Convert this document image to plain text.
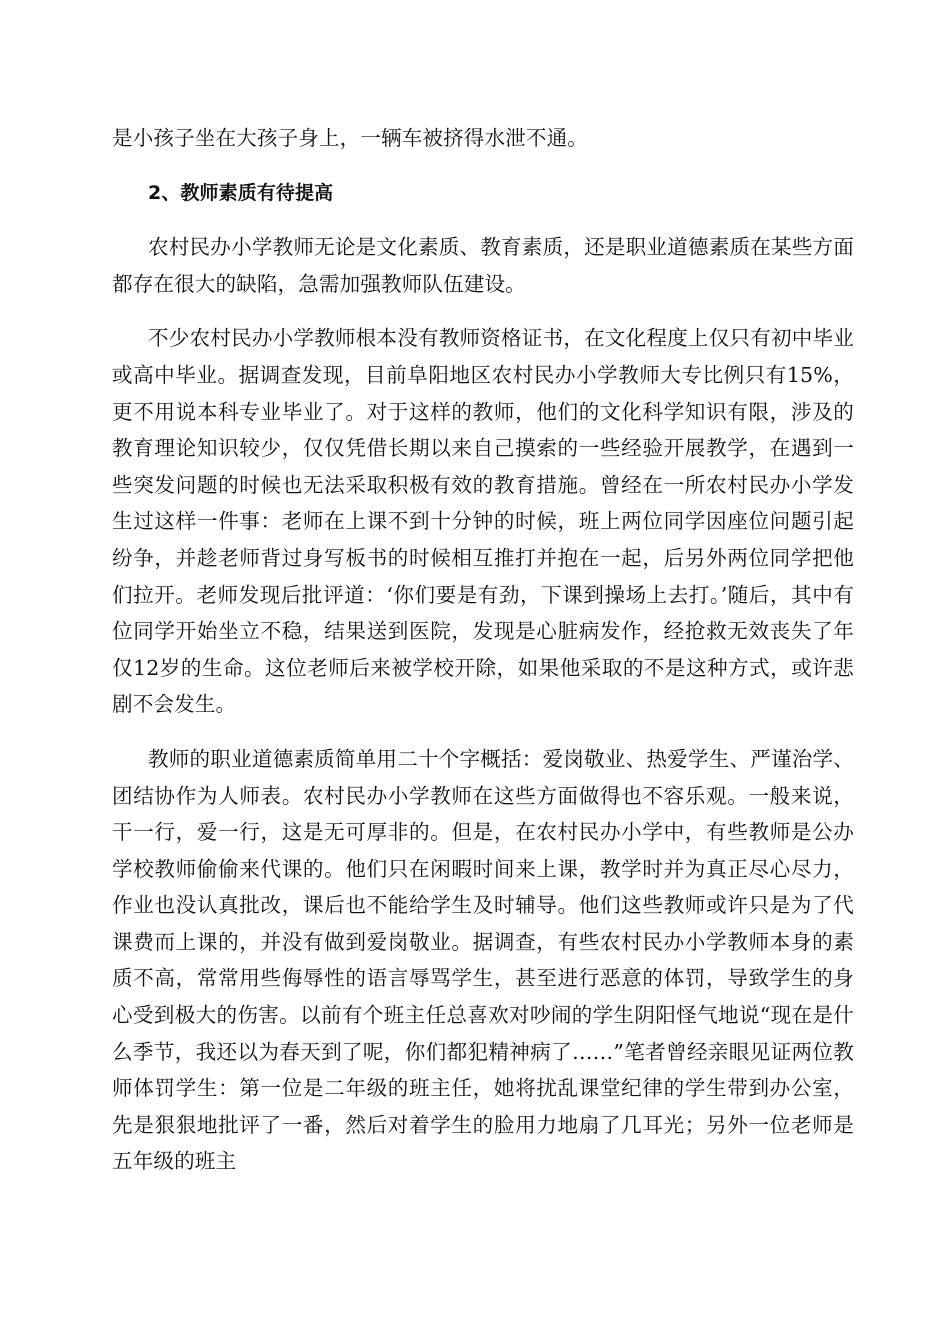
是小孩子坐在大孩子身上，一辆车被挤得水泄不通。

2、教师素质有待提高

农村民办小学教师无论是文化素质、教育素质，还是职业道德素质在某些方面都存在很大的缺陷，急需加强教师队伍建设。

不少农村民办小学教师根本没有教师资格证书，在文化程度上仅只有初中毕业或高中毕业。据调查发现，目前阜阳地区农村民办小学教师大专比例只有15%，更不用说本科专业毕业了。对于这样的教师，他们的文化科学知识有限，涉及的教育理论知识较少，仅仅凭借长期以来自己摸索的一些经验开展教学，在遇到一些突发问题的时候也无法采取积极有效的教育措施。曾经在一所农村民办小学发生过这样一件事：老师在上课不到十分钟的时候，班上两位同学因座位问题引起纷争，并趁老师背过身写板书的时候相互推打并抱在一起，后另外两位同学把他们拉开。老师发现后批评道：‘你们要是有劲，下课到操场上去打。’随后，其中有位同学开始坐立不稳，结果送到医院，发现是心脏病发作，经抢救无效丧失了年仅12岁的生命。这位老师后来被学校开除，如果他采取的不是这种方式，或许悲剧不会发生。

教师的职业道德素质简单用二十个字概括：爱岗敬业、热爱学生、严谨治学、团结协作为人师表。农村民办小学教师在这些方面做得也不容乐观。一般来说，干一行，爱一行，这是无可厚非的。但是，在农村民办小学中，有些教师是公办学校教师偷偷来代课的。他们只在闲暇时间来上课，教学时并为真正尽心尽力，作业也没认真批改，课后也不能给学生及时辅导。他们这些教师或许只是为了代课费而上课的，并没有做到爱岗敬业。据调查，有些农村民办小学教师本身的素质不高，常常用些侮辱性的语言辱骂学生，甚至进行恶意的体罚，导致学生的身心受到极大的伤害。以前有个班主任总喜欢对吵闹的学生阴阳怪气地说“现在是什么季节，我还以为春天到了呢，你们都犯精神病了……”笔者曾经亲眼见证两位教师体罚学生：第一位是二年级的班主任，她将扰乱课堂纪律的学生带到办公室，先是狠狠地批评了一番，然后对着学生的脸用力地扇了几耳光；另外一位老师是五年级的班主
==
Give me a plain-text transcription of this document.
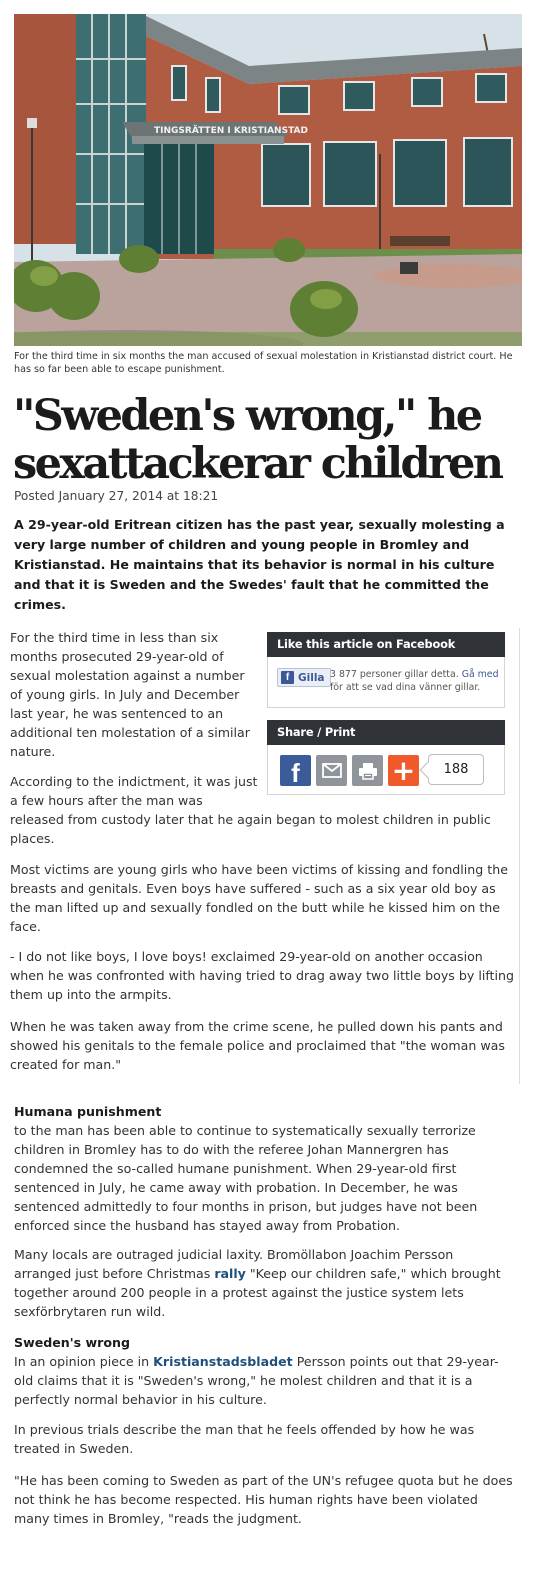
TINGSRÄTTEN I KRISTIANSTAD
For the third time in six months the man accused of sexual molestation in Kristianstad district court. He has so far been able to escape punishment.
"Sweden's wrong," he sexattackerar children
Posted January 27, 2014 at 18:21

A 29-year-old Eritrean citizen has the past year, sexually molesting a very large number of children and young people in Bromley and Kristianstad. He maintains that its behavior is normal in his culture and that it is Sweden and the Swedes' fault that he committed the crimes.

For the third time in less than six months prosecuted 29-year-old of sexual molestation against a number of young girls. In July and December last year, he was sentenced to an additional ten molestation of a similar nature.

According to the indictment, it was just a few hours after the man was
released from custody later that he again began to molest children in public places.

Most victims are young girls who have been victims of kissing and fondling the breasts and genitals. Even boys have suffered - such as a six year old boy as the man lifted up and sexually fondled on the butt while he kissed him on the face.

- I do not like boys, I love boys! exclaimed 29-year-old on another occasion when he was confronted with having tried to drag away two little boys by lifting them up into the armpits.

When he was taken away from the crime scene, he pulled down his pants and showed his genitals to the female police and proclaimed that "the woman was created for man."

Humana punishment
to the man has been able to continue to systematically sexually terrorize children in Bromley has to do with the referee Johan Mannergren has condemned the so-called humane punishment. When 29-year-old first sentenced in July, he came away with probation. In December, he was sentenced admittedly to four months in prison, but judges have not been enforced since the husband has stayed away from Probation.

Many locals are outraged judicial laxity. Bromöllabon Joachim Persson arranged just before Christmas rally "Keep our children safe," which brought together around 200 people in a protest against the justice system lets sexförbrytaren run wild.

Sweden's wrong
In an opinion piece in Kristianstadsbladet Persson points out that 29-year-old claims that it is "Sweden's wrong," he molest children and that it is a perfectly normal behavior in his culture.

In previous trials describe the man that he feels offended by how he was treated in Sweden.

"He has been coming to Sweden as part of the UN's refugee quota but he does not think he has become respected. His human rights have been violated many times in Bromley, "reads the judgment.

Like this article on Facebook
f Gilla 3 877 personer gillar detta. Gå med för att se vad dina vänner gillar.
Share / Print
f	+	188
...
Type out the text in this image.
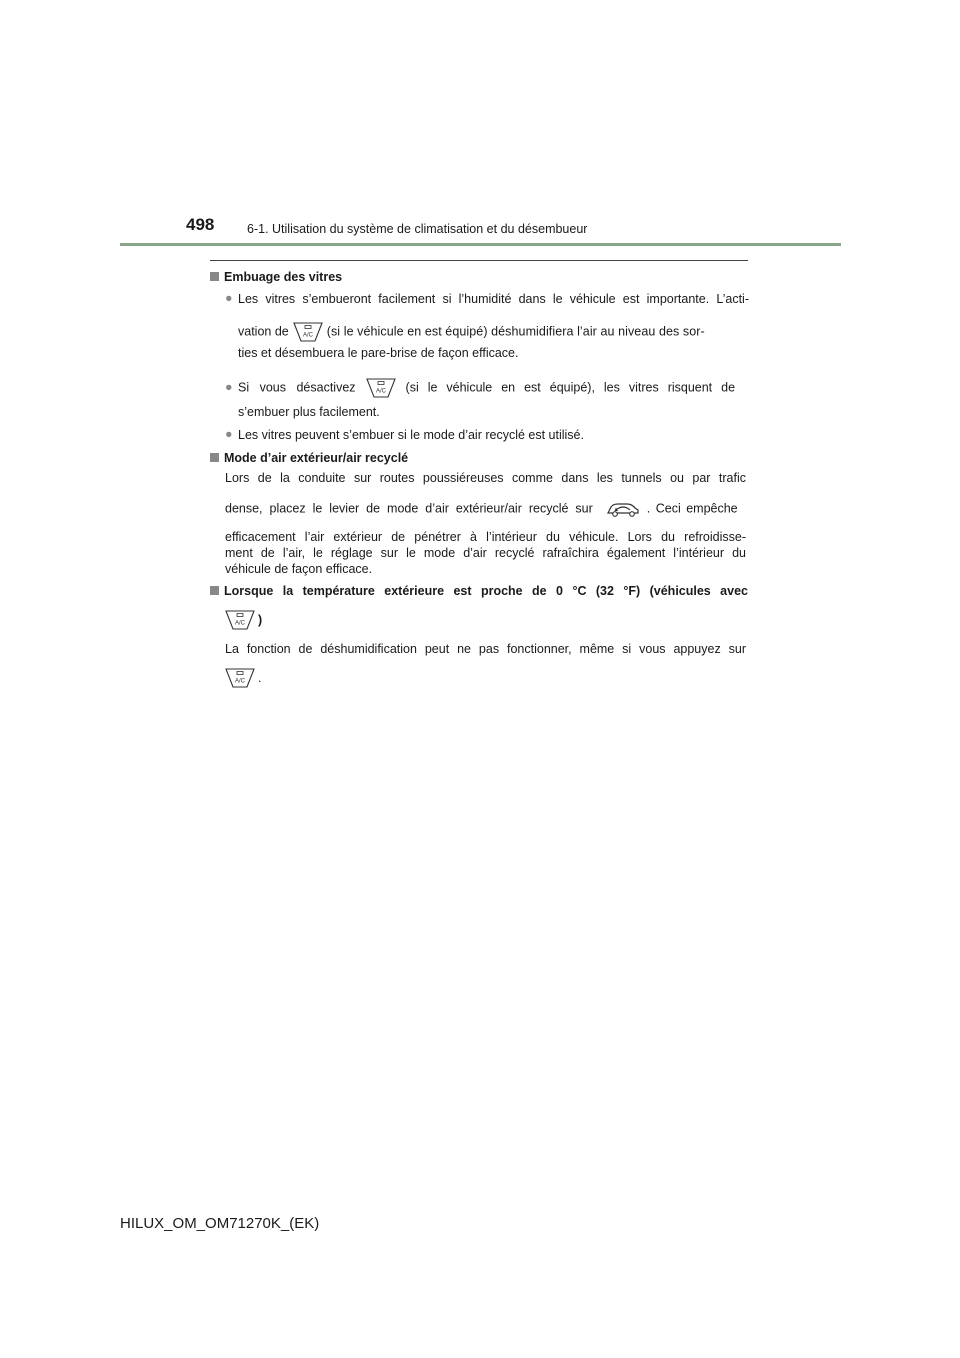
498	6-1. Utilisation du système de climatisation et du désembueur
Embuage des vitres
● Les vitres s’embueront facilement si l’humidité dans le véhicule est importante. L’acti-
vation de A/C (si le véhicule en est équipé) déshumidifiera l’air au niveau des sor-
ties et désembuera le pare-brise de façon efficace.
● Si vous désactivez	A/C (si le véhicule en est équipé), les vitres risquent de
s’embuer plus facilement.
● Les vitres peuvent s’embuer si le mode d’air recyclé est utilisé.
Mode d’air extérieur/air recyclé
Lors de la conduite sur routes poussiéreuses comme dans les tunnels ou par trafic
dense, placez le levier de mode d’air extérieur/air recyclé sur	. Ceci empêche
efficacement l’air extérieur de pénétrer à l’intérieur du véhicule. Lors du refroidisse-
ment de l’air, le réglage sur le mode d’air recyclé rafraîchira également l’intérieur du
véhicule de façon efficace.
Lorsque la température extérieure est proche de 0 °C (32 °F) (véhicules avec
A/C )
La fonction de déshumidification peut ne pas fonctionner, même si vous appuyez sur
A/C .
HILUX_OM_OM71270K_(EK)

EXERCISE OBJECTIVE
Gather and copy every line of the data in which the string "able" is found.

TASK ANSWER
For the third time in six months the man accused of sexual molestation in Kristianstad district court. He has so far been able to escape punishment.
to the man has been able to continue to systematically sexually terrorize children in Bromley has to do with the referee Johan Mannergren has condemned the so-called humane punishment. When 29-year-old first sentenced in July, he came away with probation. In December, he was sentenced admittedly to four months in prison, but judges have not been enforced since the husband has stayed away from Probation.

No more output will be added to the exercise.